Recorded data:
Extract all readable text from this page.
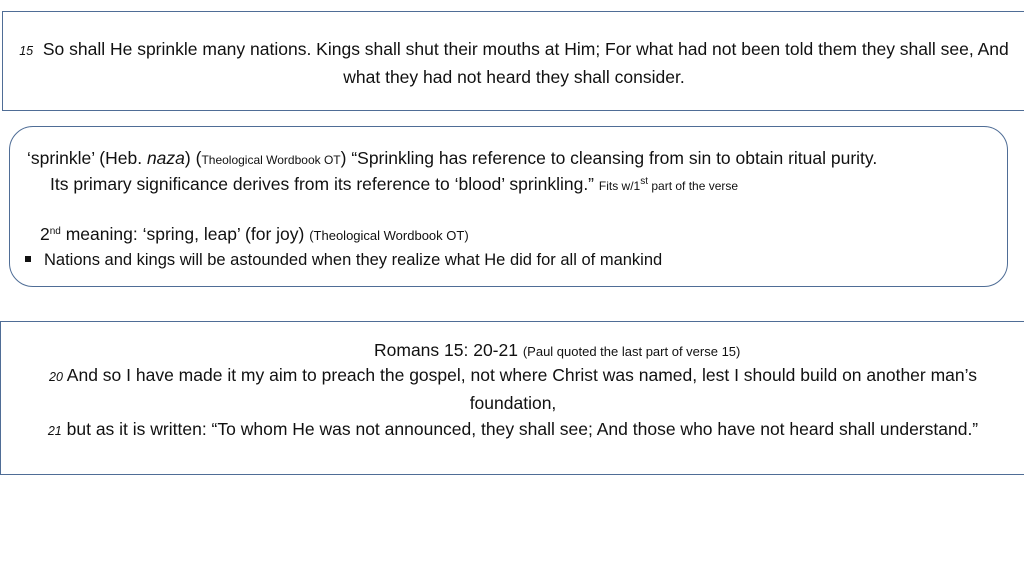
15 So shall He sprinkle many nations. Kings shall shut their mouths at Him; For what had not been told them they shall see, And what they had not heard they shall consider.
‘sprinkle’ (Heb. naza) (Theological Wordbook OT) “Sprinkling has reference to cleansing from sin to obtain ritual purity.
Its primary significance derives from its reference to ‘blood’ sprinkling.” Fits w/1st part of the verse
2nd meaning: ‘spring, leap’ (for joy) (Theological Wordbook OT)
Nations and kings will be astounded when they realize what He did for all of mankind
Romans 15: 20-21 (Paul quoted the last part of verse 15)
20 And so I have made it my aim to preach the gospel, not where Christ was named, lest I should build on another man’s foundation,
21 but as it is written: “To whom He was not announced, they shall see; And those who have not heard shall understand.”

## Exercise brief:
Point out every line holding the string "shall" and copy it.

## Output for this task:
15 So shall He sprinkle many nations. Kings shall shut their mouths at Him; For what had not been told them they shall see, And what they had not heard they shall consider.
21 but as it is written: “To whom He was not announced, they shall see; And those who have not heard shall understand.”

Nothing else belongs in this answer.